-- Exercise description --
Write out the records beneath this line exactly as they appear, minus any images.

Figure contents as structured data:

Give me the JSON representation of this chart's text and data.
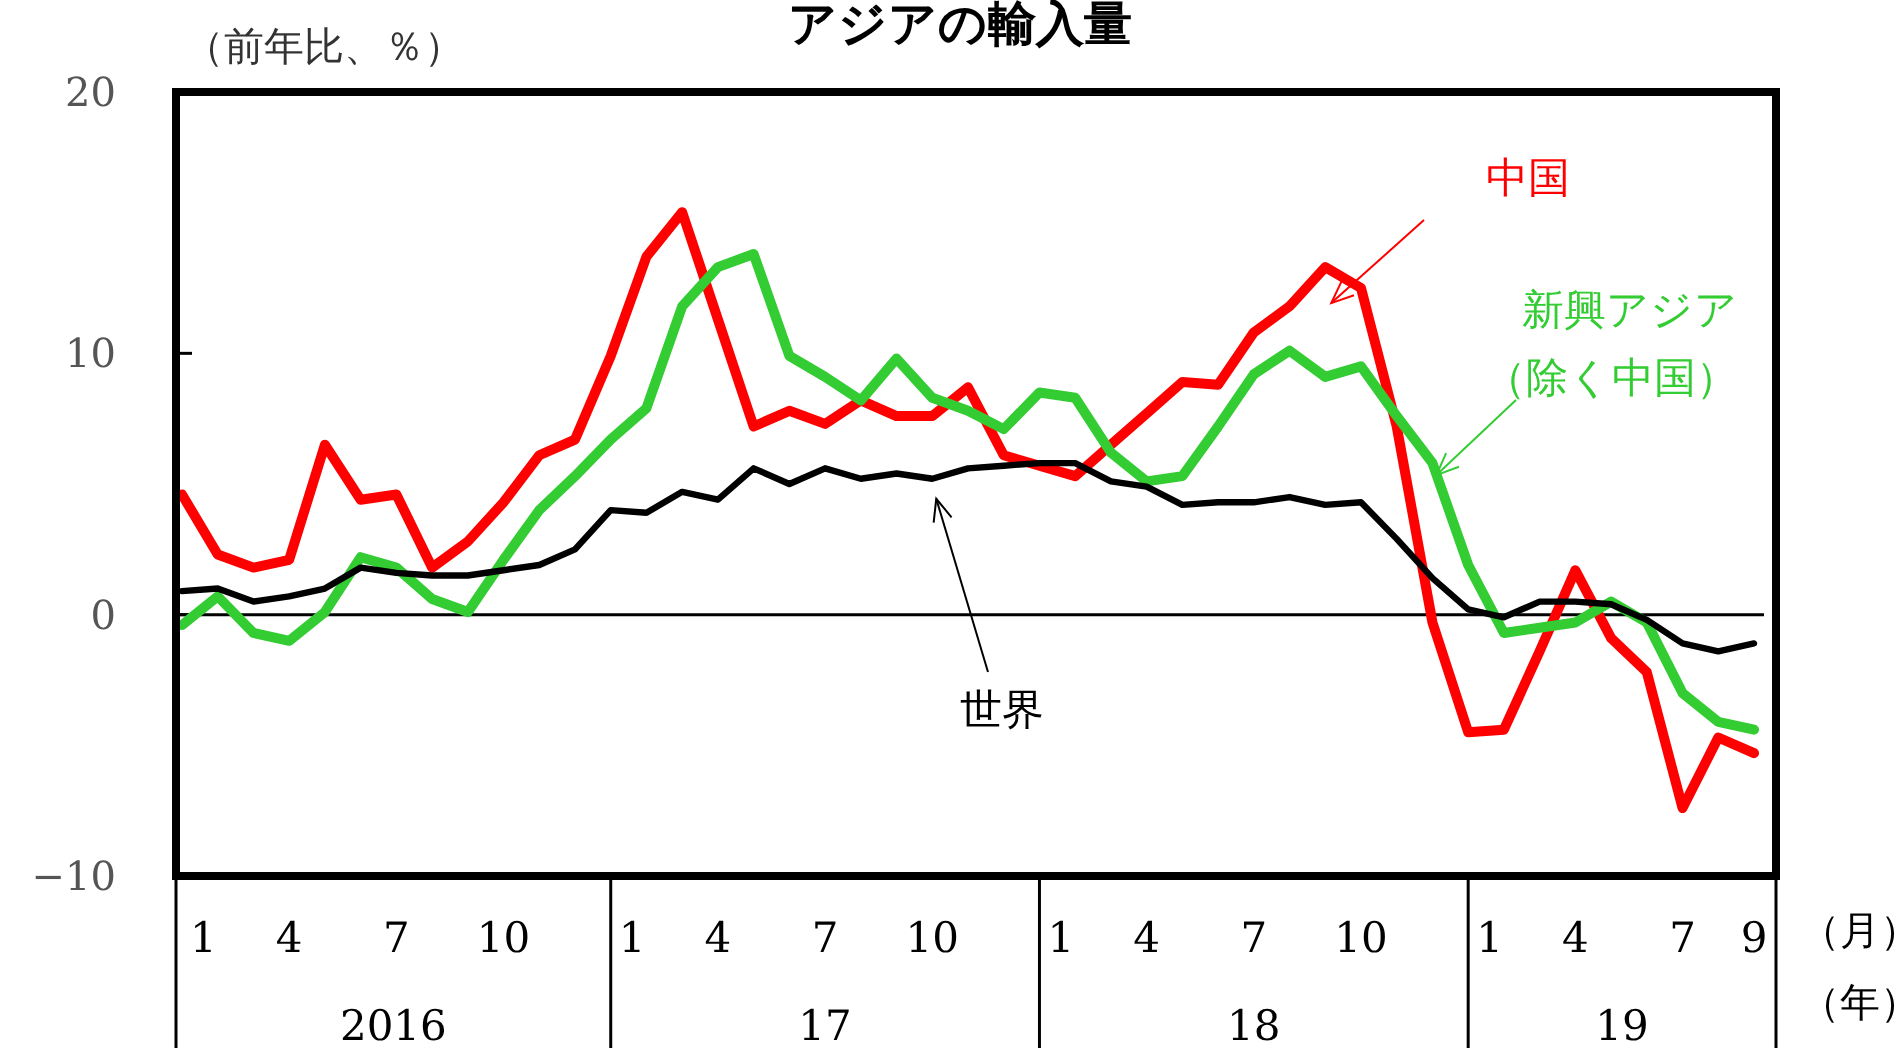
{
  "chart_data": {
    "type": "line",
    "title": "アジアの輸入量",
    "ylabel": "（前年比、％）",
    "x": [
      "2016-01",
      "2016-02",
      "2016-03",
      "2016-04",
      "2016-05",
      "2016-06",
      "2016-07",
      "2016-08",
      "2016-09",
      "2016-10",
      "2016-11",
      "2016-12",
      "2017-01",
      "2017-02",
      "2017-03",
      "2017-04",
      "2017-05",
      "2017-06",
      "2017-07",
      "2017-08",
      "2017-09",
      "2017-10",
      "2017-11",
      "2017-12",
      "2018-01",
      "2018-02",
      "2018-03",
      "2018-04",
      "2018-05",
      "2018-06",
      "2018-07",
      "2018-08",
      "2018-09",
      "2018-10",
      "2018-11",
      "2018-12",
      "2019-01",
      "2019-02",
      "2019-03",
      "2019-04",
      "2019-05",
      "2019-06",
      "2019-07",
      "2019-08",
      "2019-09"
    ],
    "xlim": [
      "2016-01",
      "2019-09"
    ],
    "xticks": [
      {
        "value": "2016-01",
        "label": "1"
      },
      {
        "value": "2016-04",
        "label": "4"
      },
      {
        "value": "2016-07",
        "label": "7"
      },
      {
        "value": "2016-10",
        "label": "10"
      },
      {
        "value": "2017-01",
        "label": "1"
      },
      {
        "value": "2017-04",
        "label": "4"
      },
      {
        "value": "2017-07",
        "label": "7"
      },
      {
        "value": "2017-10",
        "label": "10"
      },
      {
        "value": "2018-01",
        "label": "1"
      },
      {
        "value": "2018-04",
        "label": "4"
      },
      {
        "value": "2018-07",
        "label": "7"
      },
      {
        "value": "2018-10",
        "label": "10"
      },
      {
        "value": "2019-01",
        "label": "1"
      },
      {
        "value": "2019-04",
        "label": "4"
      },
      {
        "value": "2019-07",
        "label": "7"
      },
      {
        "value": "2019-09",
        "label": "9"
      }
    ],
    "ylim": [
      -10,
      20
    ],
    "yticks": [
      -10,
      0,
      10,
      20
    ],
    "grid": false,
    "legend": false,
    "ref_lines": [
      {
        "axis": "y",
        "value": 0,
        "color": "#000000"
      }
    ],
    "annotations": [
      "2016",
      "17",
      "18",
      "19",
      "（月）",
      "（年）"
    ],
    "series": [
      {
        "name": "中国",
        "color": "#ff0000",
        "values": [
          4.6,
          2.3,
          1.8,
          2.1,
          6.5,
          4.4,
          4.6,
          1.8,
          2.8,
          4.3,
          6.1,
          6.7,
          9.9,
          13.7,
          15.4,
          11.3,
          7.2,
          7.8,
          7.3,
          8.2,
          7.6,
          7.6,
          8.7,
          6.1,
          5.7,
          5.3,
          6.5,
          7.7,
          8.9,
          8.8,
          10.8,
          11.8,
          13.3,
          12.5,
          7.2,
          -0.3,
          -4.5,
          -4.4,
          -1.4,
          1.7,
          -0.9,
          -2.2,
          -7.4,
          -4.7,
          -5.3
        ]
      },
      {
        "name": "新興アジア（除く中国）",
        "color": "#33cc33",
        "values": [
          -0.4,
          0.7,
          -0.7,
          -1.0,
          0.1,
          2.2,
          1.8,
          0.6,
          0.1,
          2.1,
          4.0,
          5.3,
          6.7,
          7.9,
          11.8,
          13.3,
          13.8,
          9.9,
          9.1,
          8.2,
          9.8,
          8.3,
          7.8,
          7.1,
          8.5,
          8.3,
          6.2,
          5.1,
          5.3,
          7.2,
          9.2,
          10.1,
          9.1,
          9.5,
          7.6,
          5.8,
          1.9,
          -0.7,
          -0.5,
          -0.3,
          0.5,
          -0.3,
          -3.0,
          -4.1,
          -4.4
        ]
      },
      {
        "name": "世界",
        "color": "#000000",
        "values": [
          0.9,
          1.0,
          0.5,
          0.7,
          1.0,
          1.8,
          1.6,
          1.5,
          1.5,
          1.7,
          1.9,
          2.5,
          4.0,
          3.9,
          4.7,
          4.4,
          5.6,
          5.0,
          5.6,
          5.2,
          5.4,
          5.2,
          5.6,
          5.7,
          5.8,
          5.8,
          5.1,
          4.9,
          4.2,
          4.3,
          4.3,
          4.5,
          4.2,
          4.3,
          2.9,
          1.4,
          0.2,
          -0.1,
          0.5,
          0.5,
          0.4,
          -0.2,
          -1.1,
          -1.4,
          -1.1
        ]
      }
    ]
  }
}
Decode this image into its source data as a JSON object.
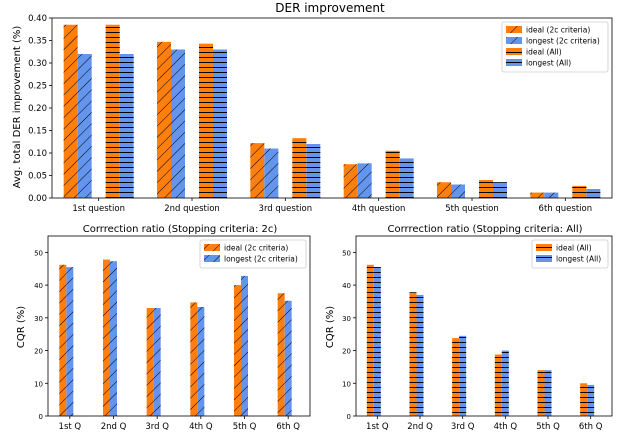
{
  "colors": {
    "ideal": "#ff7f0e",
    "longest": "#6495ed",
    "hatch": "#000000"
  },
  "chart_data": [
    {
      "type": "bar",
      "title": "DER improvement",
      "xlabel": "",
      "ylabel": "Avg. total DER improvement (%)",
      "ylim": [
        0,
        0.4
      ],
      "yticks": [
        "0.00",
        "0.05",
        "0.10",
        "0.15",
        "0.20",
        "0.25",
        "0.30",
        "0.35",
        "0.40"
      ],
      "categories": [
        "1st question",
        "2nd question",
        "3rd question",
        "4th question",
        "5th question",
        "6th question"
      ],
      "legend_position": "top-right",
      "series": [
        {
          "name": "ideal (2c criteria)",
          "values": [
            0.385,
            0.347,
            0.122,
            0.075,
            0.035,
            0.012
          ],
          "color": "ideal",
          "hatch": "diagonal"
        },
        {
          "name": "longest (2c criteria)",
          "values": [
            0.32,
            0.33,
            0.11,
            0.077,
            0.03,
            0.012
          ],
          "color": "longest",
          "hatch": "diagonal"
        },
        {
          "name": "ideal (All)",
          "values": [
            0.385,
            0.343,
            0.133,
            0.105,
            0.04,
            0.027
          ],
          "color": "ideal",
          "hatch": "horizontal"
        },
        {
          "name": "longest (All)",
          "values": [
            0.32,
            0.33,
            0.12,
            0.088,
            0.035,
            0.02
          ],
          "color": "longest",
          "hatch": "horizontal"
        }
      ]
    },
    {
      "type": "bar",
      "title": "Corrrection ratio (Stopping criteria: 2c)",
      "xlabel": "",
      "ylabel": "CQR (%)",
      "ylim": [
        0,
        55
      ],
      "yticks": [
        "0",
        "10",
        "20",
        "30",
        "40",
        "50"
      ],
      "categories": [
        "1st Q",
        "2nd Q",
        "3rd Q",
        "4th Q",
        "5th Q",
        "6th Q"
      ],
      "legend_position": "top-right",
      "series": [
        {
          "name": "ideal (2c criteria)",
          "values": [
            46.2,
            47.8,
            33.0,
            34.7,
            40.0,
            37.5
          ],
          "color": "ideal",
          "hatch": "diagonal"
        },
        {
          "name": "longest (2c criteria)",
          "values": [
            45.5,
            47.3,
            33.0,
            33.3,
            42.8,
            35.2
          ],
          "color": "longest",
          "hatch": "diagonal"
        }
      ]
    },
    {
      "type": "bar",
      "title": "Corrrection ratio (Stopping criteria: All)",
      "xlabel": "",
      "ylabel": "CQR (%)",
      "ylim": [
        0,
        55
      ],
      "yticks": [
        "0",
        "10",
        "20",
        "30",
        "40",
        "50"
      ],
      "categories": [
        "1st Q",
        "2nd Q",
        "3rd Q",
        "4th Q",
        "5th Q",
        "6th Q"
      ],
      "legend_position": "top-right",
      "series": [
        {
          "name": "ideal (All)",
          "values": [
            46.2,
            37.8,
            23.8,
            18.8,
            14.0,
            10.0
          ],
          "color": "ideal",
          "hatch": "horizontal"
        },
        {
          "name": "longest (All)",
          "values": [
            45.5,
            37.0,
            24.5,
            20.0,
            14.0,
            9.5
          ],
          "color": "longest",
          "hatch": "horizontal"
        }
      ]
    }
  ]
}
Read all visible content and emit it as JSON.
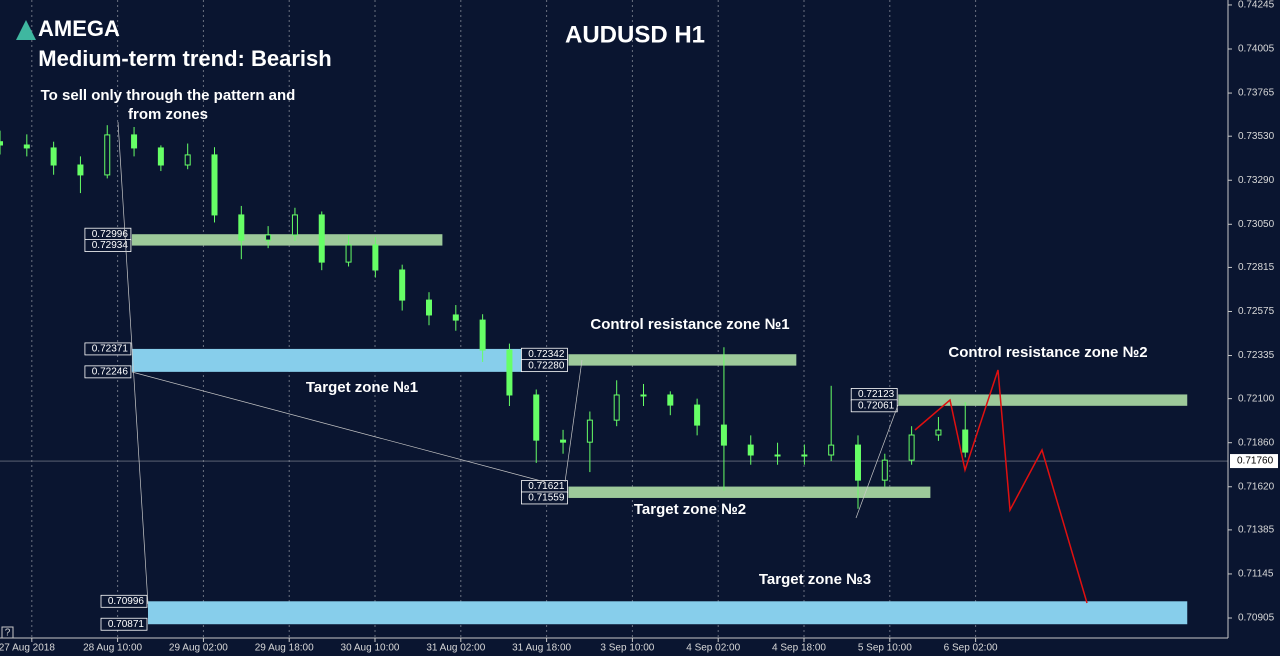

-- Task answer --
Give me the JSON representation of this chart's text and data.
{
  "chart_data": {
    "type": "line",
    "title": "アジアの輸入量",
    "ylabel": "（前年比、％）",
    "x": [
      "2016-01",
      "2016-02",
      "2016-03",
      "2016-04",
      "2016-05",
      "2016-06",
      "2016-07",
      "2016-08",
      "2016-09",
      "2016-10",
      "2016-11",
      "2016-12",
      "2017-01",
      "2017-02",
      "2017-03",
      "2017-04",
      "2017-05",
      "2017-06",
      "2017-07",
      "2017-08",
      "2017-09",
      "2017-10",
      "2017-11",
      "2017-12",
      "2018-01",
      "2018-02",
      "2018-03",
      "2018-04",
      "2018-05",
      "2018-06",
      "2018-07",
      "2018-08",
      "2018-09",
      "2018-10",
      "2018-11",
      "2018-12",
      "2019-01",
      "2019-02",
      "2019-03",
      "2019-04",
      "2019-05",
      "2019-06",
      "2019-07",
      "2019-08",
      "2019-09"
    ],
    "xlim": [
      "2016-01",
      "2019-09"
    ],
    "xticks": [
      {
        "value": "2016-01",
        "label": "1"
      },
      {
        "value": "2016-04",
        "label": "4"
      },
      {
        "value": "2016-07",
        "label": "7"
      },
      {
        "value": "2016-10",
        "label": "10"
      },
      {
        "value": "2017-01",
        "label": "1"
      },
      {
        "value": "2017-04",
        "label": "4"
      },
      {
        "value": "2017-07",
        "label": "7"
      },
      {
        "value": "2017-10",
        "label": "10"
      },
      {
        "value": "2018-01",
        "label": "1"
      },
      {
        "value": "2018-04",
        "label": "4"
      },
      {
        "value": "2018-07",
        "label": "7"
      },
      {
        "value": "2018-10",
        "label": "10"
      },
      {
        "value": "2019-01",
        "label": "1"
      },
      {
        "value": "2019-04",
        "label": "4"
      },
      {
        "value": "2019-07",
        "label": "7"
      },
      {
        "value": "2019-09",
        "label": "9"
      }
    ],
    "ylim": [
      -10,
      20
    ],
    "yticks": [
      -10,
      0,
      10,
      20
    ],
    "grid": false,
    "legend": false,
    "ref_lines": [
      {
        "axis": "y",
        "value": 0,
        "color": "#000000"
      }
    ],
    "annotations": [
      "2016",
      "17",
      "18",
      "19",
      "（月）",
      "（年）"
    ],
    "series": [
      {
        "name": "中国",
        "color": "#ff0000",
        "values": [
          4.6,
          2.3,
          1.8,
          2.1,
          6.5,
          4.4,
          4.6,
          1.8,
          2.8,
          4.3,
          6.1,
          6.7,
          9.9,
          13.7,
          15.4,
          11.3,
          7.2,
          7.8,
          7.3,
          8.2,
          7.6,
          7.6,
          8.7,
          6.1,
          5.7,
          5.3,
          6.5,
          7.7,
          8.9,
          8.8,
          10.8,
          11.8,
          13.3,
          12.5,
          7.2,
          -0.3,
          -4.5,
          -4.4,
          -1.4,
          1.7,
          -0.9,
          -2.2,
          -7.4,
          -4.7,
          -5.3
        ]
      },
      {
        "name": "新興アジア（除く中国）",
        "color": "#33cc33",
        "values": [
          -0.4,
          0.7,
          -0.7,
          -1.0,
          0.1,
          2.2,
          1.8,
          0.6,
          0.1,
          2.1,
          4.0,
          5.3,
          6.7,
          7.9,
          11.8,
          13.3,
          13.8,
          9.9,
          9.1,
          8.2,
          9.8,
          8.3,
          7.8,
          7.1,
          8.5,
          8.3,
          6.2,
          5.1,
          5.3,
          7.2,
          9.2,
          10.1,
          9.1,
          9.5,
          7.6,
          5.8,
          1.9,
          -0.7,
          -0.5,
          -0.3,
          0.5,
          -0.3,
          -3.0,
          -4.1,
          -4.4
        ]
      },
      {
        "name": "世界",
        "color": "#000000",
        "values": [
          0.9,
          1.0,
          0.5,
          0.7,
          1.0,
          1.8,
          1.6,
          1.5,
          1.5,
          1.7,
          1.9,
          2.5,
          4.0,
          3.9,
          4.7,
          4.4,
          5.6,
          5.0,
          5.6,
          5.2,
          5.4,
          5.2,
          5.6,
          5.7,
          5.8,
          5.8,
          5.1,
          4.9,
          4.2,
          4.3,
          4.3,
          4.5,
          4.2,
          4.3,
          2.9,
          1.4,
          0.2,
          -0.1,
          0.5,
          0.5,
          0.4,
          -0.2,
          -1.1,
          -1.4,
          -1.1
        ]
      }
    ]
  }
}
Decode this image into its source data as a JSON object.
{
  "colors": {
    "ideal": "#ff7f0e",
    "longest": "#6495ed",
    "hatch": "#000000"
  },
  "chart_data": [
    {
      "type": "bar",
      "title": "DER improvement",
      "xlabel": "",
      "ylabel": "Avg. total DER improvement (%)",
      "ylim": [
        0,
        0.4
      ],
      "yticks": [
        "0.00",
        "0.05",
        "0.10",
        "0.15",
        "0.20",
        "0.25",
        "0.30",
        "0.35",
        "0.40"
      ],
      "categories": [
        "1st question",
        "2nd question",
        "3rd question",
        "4th question",
        "5th question",
        "6th question"
      ],
      "legend_position": "top-right",
      "series": [
        {
          "name": "ideal (2c criteria)",
          "values": [
            0.385,
            0.347,
            0.122,
            0.075,
            0.035,
            0.012
          ],
          "color": "ideal",
          "hatch": "diagonal"
        },
        {
          "name": "longest (2c criteria)",
          "values": [
            0.32,
            0.33,
            0.11,
            0.077,
            0.03,
            0.012
          ],
          "color": "longest",
          "hatch": "diagonal"
        },
        {
          "name": "ideal (All)",
          "values": [
            0.385,
            0.343,
            0.133,
            0.105,
            0.04,
            0.027
          ],
          "color": "ideal",
          "hatch": "horizontal"
        },
        {
          "name": "longest (All)",
          "values": [
            0.32,
            0.33,
            0.12,
            0.088,
            0.035,
            0.02
          ],
          "color": "longest",
          "hatch": "horizontal"
        }
      ]
    },
    {
      "type": "bar",
      "title": "Corrrection ratio (Stopping criteria: 2c)",
      "xlabel": "",
      "ylabel": "CQR (%)",
      "ylim": [
        0,
        55
      ],
      "yticks": [
        "0",
        "10",
        "20",
        "30",
        "40",
        "50"
      ],
      "categories": [
        "1st Q",
        "2nd Q",
        "3rd Q",
        "4th Q",
        "5th Q",
        "6th Q"
      ],
      "legend_position": "top-right",
      "series": [
        {
          "name": "ideal (2c criteria)",
          "values": [
            46.2,
            47.8,
            33.0,
            34.7,
            40.0,
            37.5
          ],
          "color": "ideal",
          "hatch": "diagonal"
        },
        {
          "name": "longest (2c criteria)",
          "values": [
            45.5,
            47.3,
            33.0,
            33.3,
            42.8,
            35.2
          ],
          "color": "longest",
          "hatch": "diagonal"
        }
      ]
    },
    {
      "type": "bar",
      "title": "Corrrection ratio (Stopping criteria: All)",
      "xlabel": "",
      "ylabel": "CQR (%)",
      "ylim": [
        0,
        55
      ],
      "yticks": [
        "0",
        "10",
        "20",
        "30",
        "40",
        "50"
      ],
      "categories": [
        "1st Q",
        "2nd Q",
        "3rd Q",
        "4th Q",
        "5th Q",
        "6th Q"
      ],
      "legend_position": "top-right",
      "series": [
        {
          "name": "ideal (All)",
          "values": [
            46.2,
            37.8,
            23.8,
            18.8,
            14.0,
            10.0
          ],
          "color": "ideal",
          "hatch": "horizontal"
        },
        {
          "name": "longest (All)",
          "values": [
            45.5,
            37.0,
            24.5,
            20.0,
            14.0,
            9.5
          ],
          "color": "longest",
          "hatch": "horizontal"
        }
      ]
    }
  ]
}
Read all visible content and emit it as JSON.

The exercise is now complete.